Your instructions:
Below is a listing to transcribe in full and exactly; keep the pictures out.

Records:
++++++

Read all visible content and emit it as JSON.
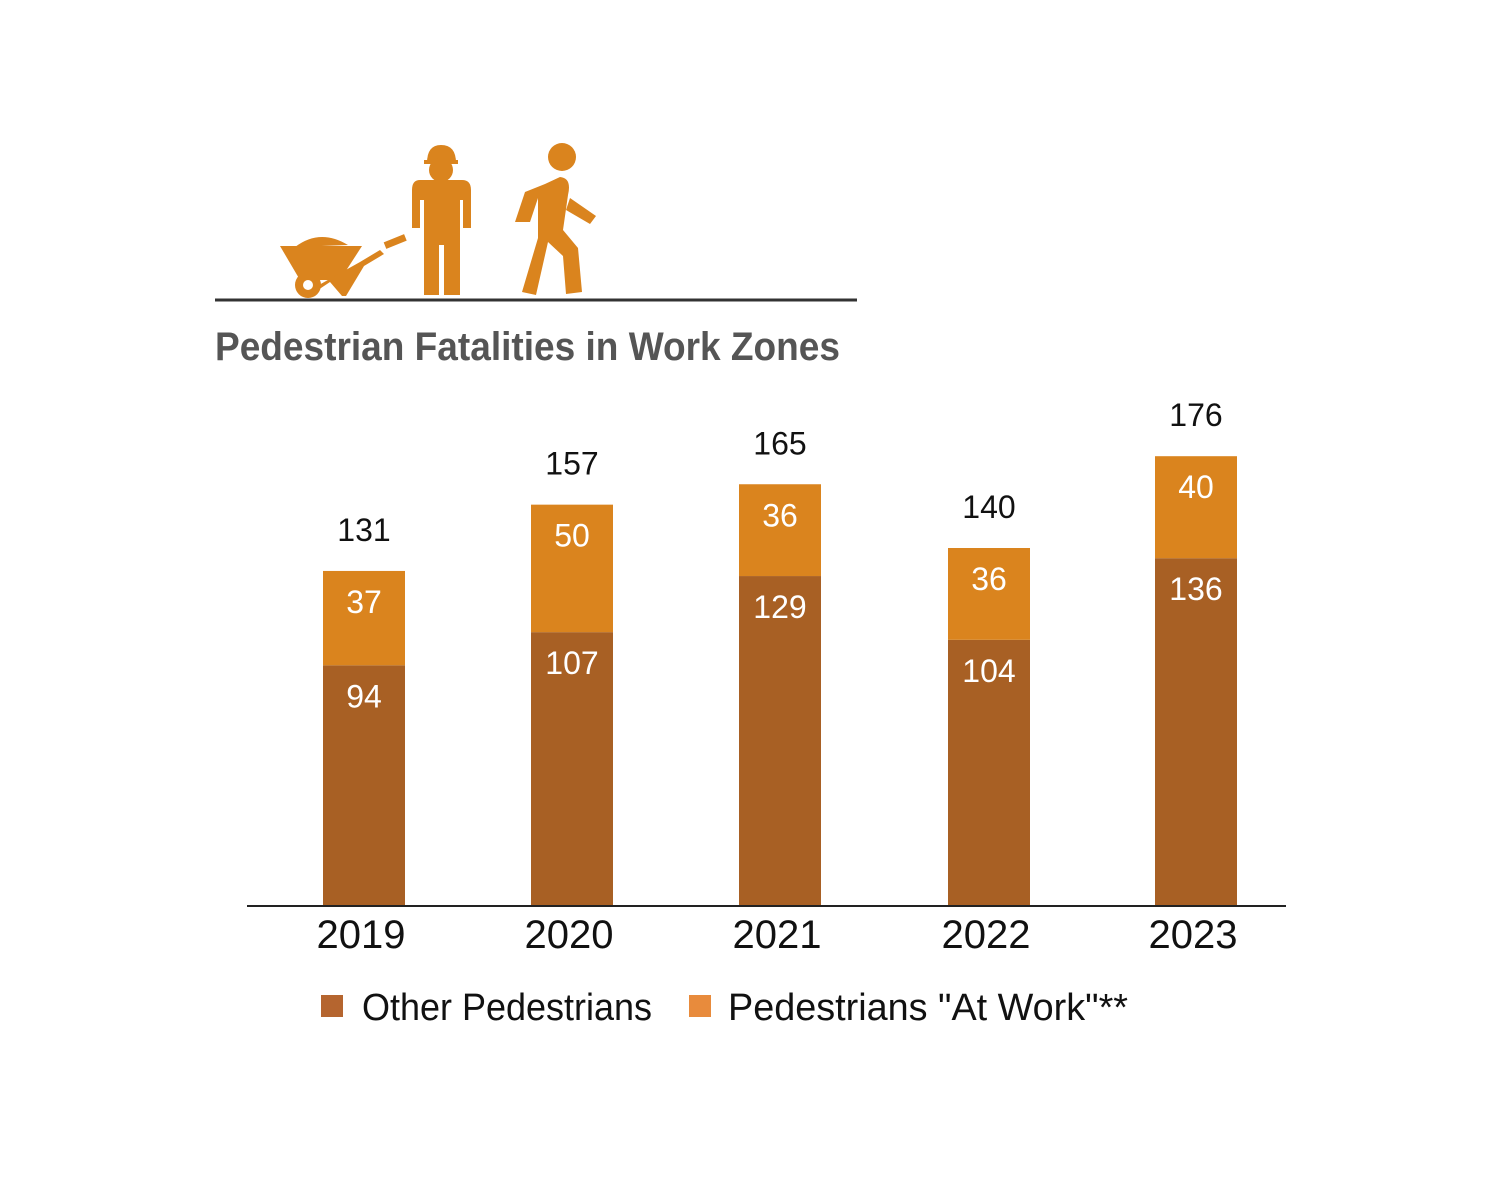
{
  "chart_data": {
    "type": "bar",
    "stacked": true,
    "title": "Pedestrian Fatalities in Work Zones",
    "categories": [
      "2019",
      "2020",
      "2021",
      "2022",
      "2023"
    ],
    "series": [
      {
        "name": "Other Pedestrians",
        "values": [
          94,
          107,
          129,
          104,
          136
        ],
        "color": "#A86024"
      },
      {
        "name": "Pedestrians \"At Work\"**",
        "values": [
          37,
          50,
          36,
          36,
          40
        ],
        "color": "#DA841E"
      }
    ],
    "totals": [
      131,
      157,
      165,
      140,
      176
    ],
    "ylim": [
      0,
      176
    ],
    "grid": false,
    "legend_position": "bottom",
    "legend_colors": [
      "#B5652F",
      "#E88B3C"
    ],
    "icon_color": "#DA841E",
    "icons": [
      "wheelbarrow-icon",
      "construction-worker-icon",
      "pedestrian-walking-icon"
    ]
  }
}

++++++

Task response:
Read all visible content and emit it as JSON.
{
  "chart_data": {
    "type": "bar",
    "stacked": true,
    "title": "Pedestrian Fatalities in Work Zones",
    "categories": [
      "2019",
      "2020",
      "2021",
      "2022",
      "2023"
    ],
    "series": [
      {
        "name": "Other Pedestrians",
        "values": [
          94,
          107,
          129,
          104,
          136
        ],
        "color": "#A86024"
      },
      {
        "name": "Pedestrians \"At Work\"**",
        "values": [
          37,
          50,
          36,
          36,
          40
        ],
        "color": "#DA841E"
      }
    ],
    "totals": [
      131,
      157,
      165,
      140,
      176
    ],
    "ylim": [
      0,
      176
    ],
    "grid": false,
    "legend_position": "bottom",
    "legend_colors": [
      "#B5652F",
      "#E88B3C"
    ],
    "icon_color": "#DA841E",
    "icons": [
      "wheelbarrow-icon",
      "construction-worker-icon",
      "pedestrian-walking-icon"
    ]
  }
}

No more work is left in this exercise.